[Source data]
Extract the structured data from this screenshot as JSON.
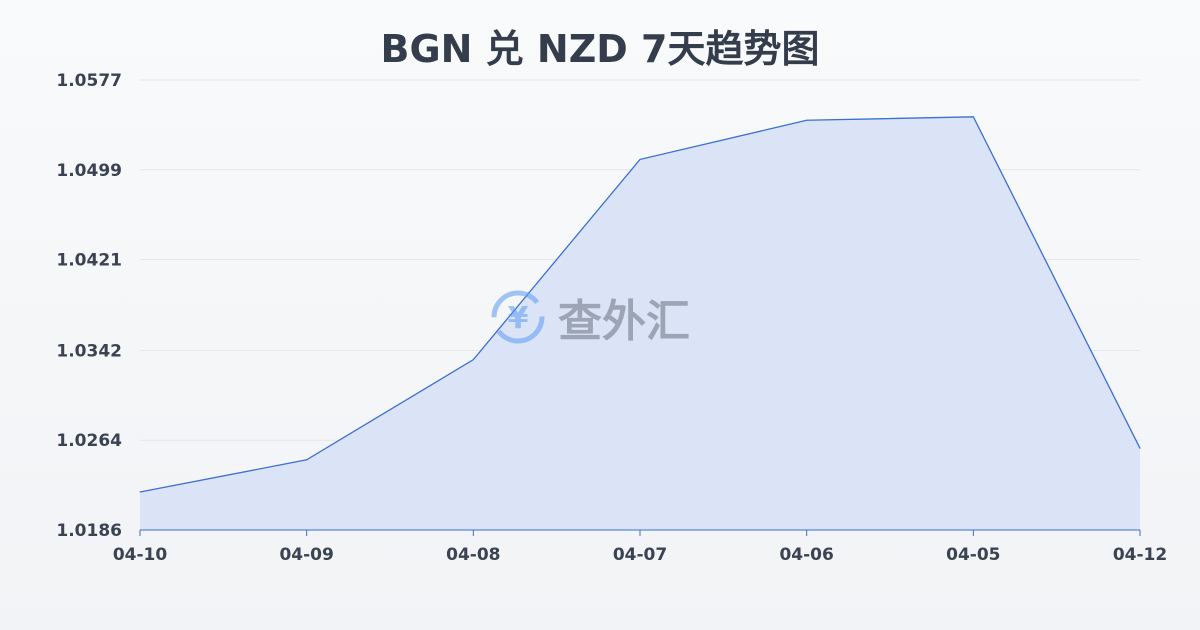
{
  "chart_data": {
    "type": "area",
    "title": "BGN 兑 NZD 7天趋势图",
    "categories": [
      "04-10",
      "04-09",
      "04-08",
      "04-07",
      "04-06",
      "04-05",
      "04-12"
    ],
    "series": [
      {
        "values": [
          1.0219,
          1.0247,
          1.0334,
          1.0508,
          1.0542,
          1.0545,
          1.0257
        ]
      }
    ],
    "yticks": [
      "1.0186",
      "1.0264",
      "1.0342",
      "1.0421",
      "1.0499",
      "1.0577"
    ],
    "ylim": [
      1.0186,
      1.0577
    ],
    "grid": true,
    "colors": {
      "line": "#3b6fd4",
      "fill": "#d6e1f6"
    }
  },
  "watermark": {
    "text": "查外汇",
    "icon": "yen-exchange-icon"
  }
}
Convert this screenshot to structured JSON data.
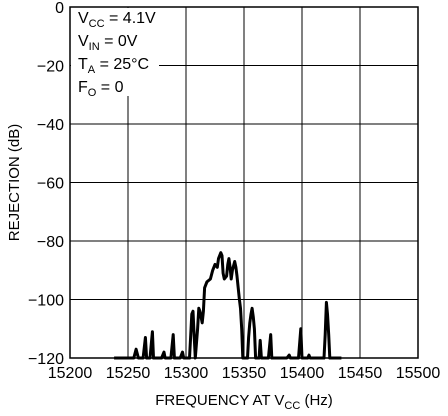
{
  "chart_data": {
    "type": "line",
    "xlabel": {
      "main": "FREQUENCY AT V",
      "sub": "CC",
      "tail": " (Hz)"
    },
    "ylabel": "REJECTION (dB)",
    "xlim": [
      15200,
      15500
    ],
    "ylim": [
      -120,
      0
    ],
    "x_ticks": [
      "15200",
      "15250",
      "15300",
      "15350",
      "15400",
      "15450",
      "15500"
    ],
    "y_ticks": [
      "0",
      "−20",
      "−40",
      "−60",
      "−80",
      "−100",
      "−120"
    ],
    "grid": true,
    "conditions": [
      {
        "main": "V",
        "sub": "CC",
        "tail": " = 4.1V"
      },
      {
        "main": "V",
        "sub": "IN",
        "tail": " = 0V"
      },
      {
        "main": "T",
        "sub": "A",
        "tail": " = 25°C"
      },
      {
        "main": "F",
        "sub": "O",
        "tail": " = 0"
      }
    ],
    "series": [
      {
        "values": [
          [
            15238,
            -120
          ],
          [
            15255,
            -120
          ],
          [
            15257,
            -117
          ],
          [
            15259,
            -120
          ],
          [
            15263,
            -120
          ],
          [
            15265,
            -113
          ],
          [
            15266,
            -120
          ],
          [
            15269,
            -120
          ],
          [
            15271,
            -111
          ],
          [
            15272,
            -120
          ],
          [
            15279,
            -120
          ],
          [
            15281,
            -118
          ],
          [
            15282,
            -120
          ],
          [
            15287,
            -120
          ],
          [
            15289,
            -112
          ],
          [
            15290,
            -120
          ],
          [
            15295,
            -120
          ],
          [
            15297,
            -118
          ],
          [
            15298,
            -120
          ],
          [
            15303,
            -120
          ],
          [
            15304,
            -113
          ],
          [
            15305,
            -105
          ],
          [
            15306,
            -104
          ],
          [
            15307,
            -112
          ],
          [
            15308,
            -120
          ],
          [
            15310,
            -110
          ],
          [
            15311,
            -103
          ],
          [
            15312,
            -104
          ],
          [
            15313,
            -106
          ],
          [
            15314,
            -108
          ],
          [
            15315,
            -104
          ],
          [
            15316,
            -96
          ],
          [
            15318,
            -94
          ],
          [
            15321,
            -93
          ],
          [
            15323,
            -90
          ],
          [
            15325,
            -88
          ],
          [
            15327,
            -89
          ],
          [
            15328,
            -86
          ],
          [
            15330,
            -84
          ],
          [
            15331,
            -85
          ],
          [
            15332,
            -91
          ],
          [
            15333,
            -93
          ],
          [
            15335,
            -92
          ],
          [
            15336,
            -88
          ],
          [
            15337,
            -86
          ],
          [
            15338,
            -89
          ],
          [
            15339,
            -93
          ],
          [
            15340,
            -90
          ],
          [
            15342,
            -87
          ],
          [
            15343,
            -89
          ],
          [
            15344,
            -92
          ],
          [
            15345,
            -96
          ],
          [
            15346,
            -100
          ],
          [
            15347,
            -103
          ],
          [
            15348,
            -110
          ],
          [
            15349,
            -120
          ],
          [
            15353,
            -120
          ],
          [
            15354,
            -113
          ],
          [
            15355,
            -108
          ],
          [
            15356,
            -105
          ],
          [
            15357,
            -103
          ],
          [
            15358,
            -106
          ],
          [
            15359,
            -110
          ],
          [
            15360,
            -120
          ],
          [
            15363,
            -120
          ],
          [
            15364,
            -114
          ],
          [
            15365,
            -120
          ],
          [
            15371,
            -120
          ],
          [
            15373,
            -112
          ],
          [
            15374,
            -120
          ],
          [
            15387,
            -120
          ],
          [
            15389,
            -119
          ],
          [
            15390,
            -120
          ],
          [
            15397,
            -120
          ],
          [
            15399,
            -110
          ],
          [
            15400,
            -120
          ],
          [
            15405,
            -120
          ],
          [
            15406,
            -119
          ],
          [
            15407,
            -120
          ],
          [
            15419,
            -120
          ],
          [
            15420,
            -112
          ],
          [
            15421,
            -101
          ],
          [
            15422,
            -105
          ],
          [
            15423,
            -112
          ],
          [
            15424,
            -120
          ],
          [
            15434,
            -120
          ]
        ]
      }
    ]
  }
}
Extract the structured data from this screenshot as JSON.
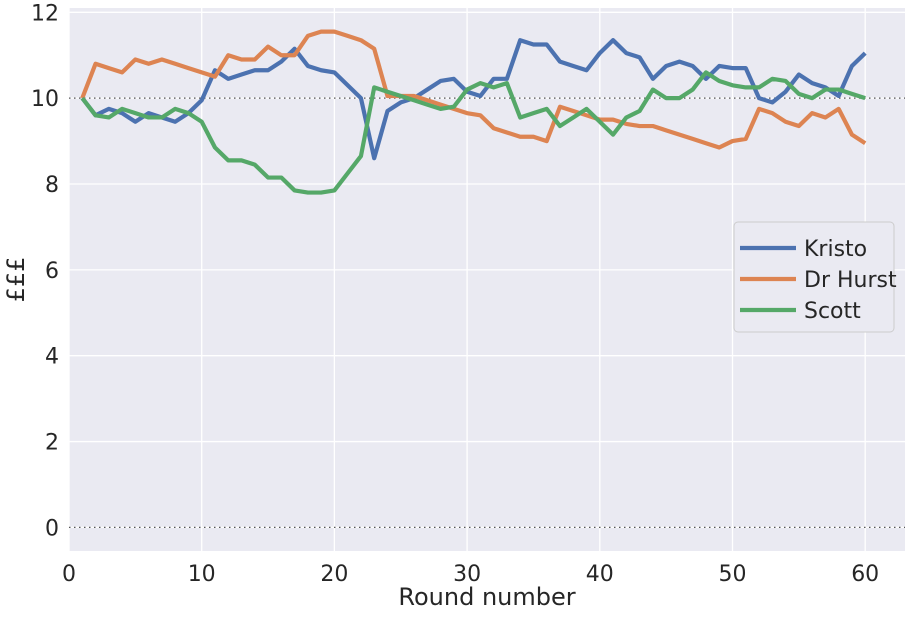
{
  "chart_data": {
    "type": "line",
    "xlabel": "Round number",
    "ylabel": "£££",
    "xlim": [
      0,
      63
    ],
    "ylim": [
      -0.55,
      12.1
    ],
    "x_ticks": [
      "0",
      "10",
      "20",
      "30",
      "40",
      "50",
      "60"
    ],
    "y_ticks": [
      "0",
      "2",
      "4",
      "6",
      "8",
      "10",
      "12"
    ],
    "grid": true,
    "reference_lines": [
      0,
      10
    ],
    "legend_position": "center-right",
    "x": [
      1,
      2,
      3,
      4,
      5,
      6,
      7,
      8,
      9,
      10,
      11,
      12,
      13,
      14,
      15,
      16,
      17,
      18,
      19,
      20,
      21,
      22,
      23,
      24,
      25,
      26,
      27,
      28,
      29,
      30,
      31,
      32,
      33,
      34,
      35,
      36,
      37,
      38,
      39,
      40,
      41,
      42,
      43,
      44,
      45,
      46,
      47,
      48,
      49,
      50,
      51,
      52,
      53,
      54,
      55,
      56,
      57,
      58,
      59,
      60
    ],
    "series": [
      {
        "name": "Kristo",
        "color": "#4c72b0",
        "values": [
          10.0,
          9.6,
          9.75,
          9.65,
          9.45,
          9.65,
          9.55,
          9.45,
          9.65,
          9.95,
          10.65,
          10.45,
          10.55,
          10.65,
          10.65,
          10.85,
          11.15,
          10.75,
          10.65,
          10.6,
          10.3,
          10.0,
          8.6,
          9.7,
          9.9,
          10.0,
          10.2,
          10.4,
          10.45,
          10.15,
          10.05,
          10.45,
          10.45,
          11.35,
          11.25,
          11.25,
          10.85,
          10.75,
          10.65,
          11.05,
          11.35,
          11.05,
          10.95,
          10.45,
          10.75,
          10.85,
          10.75,
          10.45,
          10.75,
          10.7,
          10.7,
          10.0,
          9.9,
          10.15,
          10.55,
          10.35,
          10.25,
          10.05,
          10.75,
          11.05
        ]
      },
      {
        "name": "Dr Hurst",
        "color": "#dd8452",
        "values": [
          10.0,
          10.8,
          10.7,
          10.6,
          10.9,
          10.8,
          10.9,
          10.8,
          10.7,
          10.6,
          10.5,
          11.0,
          10.9,
          10.9,
          11.2,
          11.0,
          11.0,
          11.45,
          11.55,
          11.55,
          11.45,
          11.35,
          11.15,
          10.05,
          10.05,
          10.05,
          9.95,
          9.85,
          9.75,
          9.65,
          9.6,
          9.3,
          9.2,
          9.1,
          9.1,
          9.0,
          9.8,
          9.7,
          9.6,
          9.5,
          9.5,
          9.4,
          9.35,
          9.35,
          9.25,
          9.15,
          9.05,
          8.95,
          8.85,
          9.0,
          9.05,
          9.75,
          9.65,
          9.45,
          9.35,
          9.65,
          9.55,
          9.75,
          9.15,
          8.95
        ]
      },
      {
        "name": "Scott",
        "color": "#55a868",
        "values": [
          10.0,
          9.6,
          9.55,
          9.75,
          9.65,
          9.55,
          9.55,
          9.75,
          9.65,
          9.45,
          8.85,
          8.55,
          8.55,
          8.45,
          8.15,
          8.15,
          7.85,
          7.8,
          7.8,
          7.85,
          8.25,
          8.65,
          10.25,
          10.15,
          10.05,
          9.95,
          9.85,
          9.75,
          9.8,
          10.2,
          10.35,
          10.25,
          10.35,
          9.55,
          9.65,
          9.75,
          9.35,
          9.55,
          9.75,
          9.45,
          9.15,
          9.55,
          9.7,
          10.2,
          10.0,
          10.0,
          10.2,
          10.6,
          10.4,
          10.3,
          10.25,
          10.25,
          10.45,
          10.4,
          10.1,
          10.0,
          10.2,
          10.2,
          10.1,
          10.0
        ]
      }
    ]
  }
}
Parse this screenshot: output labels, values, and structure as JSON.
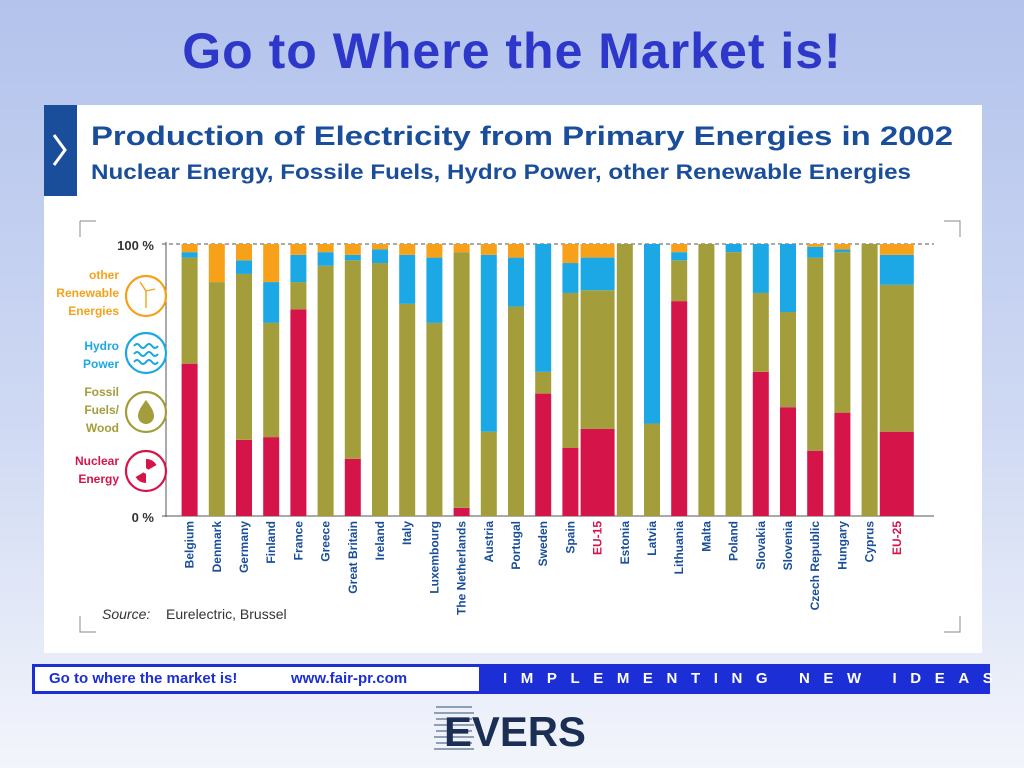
{
  "slide": {
    "title": "Go to Where the Market is!"
  },
  "footer": {
    "slogan": "Go to where the market is!",
    "url": "www.fair-pr.com",
    "tagline": "IMPLEMENTING NEW IDEAS"
  },
  "logo": {
    "text": "EVERS"
  },
  "colors": {
    "title": "#2d37c9",
    "panel_title": "#1a4e9a",
    "nuclear": "#d5154a",
    "fossil": "#a39d3b",
    "hydro": "#1ba8e4",
    "renewable": "#f7a11a",
    "eu_label": "#d5154a",
    "footer_blue": "#1c2fd6"
  },
  "chart_data": {
    "type": "bar",
    "stacked": true,
    "title": "Production of Electricity from Primary Energies in 2002",
    "subtitle": "Nuclear Energy, Fossile Fuels, Hydro Power, other Renewable Energies",
    "source_label": "Source:",
    "source_text": "Eurelectric, Brussel",
    "ylim": [
      0,
      100
    ],
    "y_ticks": [
      "100 %",
      "0 %"
    ],
    "legend_position": "left",
    "highlight_categories": [
      "EU-15",
      "EU-25"
    ],
    "categories": [
      "Belgium",
      "Denmark",
      "Germany",
      "Finland",
      "France",
      "Greece",
      "Great Britain",
      "Ireland",
      "Italy",
      "Luxembourg",
      "The Netherlands",
      "Austria",
      "Portugal",
      "Sweden",
      "Spain",
      "EU-15",
      "Estonia",
      "Latvia",
      "Lithuania",
      "Malta",
      "Poland",
      "Slovakia",
      "Slovenia",
      "Czech Republic",
      "Hungary",
      "Cyprus",
      "EU-25"
    ],
    "series": [
      {
        "name": "Nuclear Energy",
        "color": "#d5154a",
        "icon": "radiation-icon",
        "values": [
          56,
          0,
          28,
          29,
          76,
          0,
          21,
          0,
          0,
          0,
          3,
          0,
          0,
          45,
          25,
          32,
          0,
          0,
          79,
          0,
          0,
          53,
          40,
          24,
          38,
          0,
          31
        ]
      },
      {
        "name": "Fossil Fuels/ Wood",
        "color": "#a39d3b",
        "icon": "oil-drop-icon",
        "values": [
          39,
          86,
          61,
          42,
          10,
          92,
          73,
          93,
          78,
          71,
          94,
          31,
          77,
          8,
          57,
          51,
          100,
          34,
          15,
          100,
          97,
          29,
          35,
          71,
          59,
          100,
          54
        ]
      },
      {
        "name": "Hydro Power",
        "color": "#1ba8e4",
        "icon": "waves-icon",
        "values": [
          2,
          0,
          5,
          15,
          10,
          5,
          2,
          5,
          18,
          24,
          0,
          65,
          18,
          47,
          11,
          12,
          0,
          66,
          3,
          0,
          3,
          18,
          25,
          4,
          1,
          0,
          11
        ]
      },
      {
        "name": "other Renewable Energies",
        "color": "#f7a11a",
        "icon": "wind-turbine-icon",
        "values": [
          3,
          14,
          6,
          14,
          4,
          3,
          4,
          2,
          4,
          5,
          3,
          4,
          5,
          0,
          7,
          5,
          0,
          0,
          3,
          0,
          0,
          0,
          0,
          1,
          2,
          0,
          4
        ]
      }
    ]
  }
}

_REQUIRED WORK_
Find every line in the records above that contains the word "icon", and copy each one.

_CORRECT RESULT_
    "icon": "yen-exchange-icon"
        "icon": "radiation-icon",
        "icon": "oil-drop-icon",
        "icon": "waves-icon",
        "icon": "wind-turbine-icon",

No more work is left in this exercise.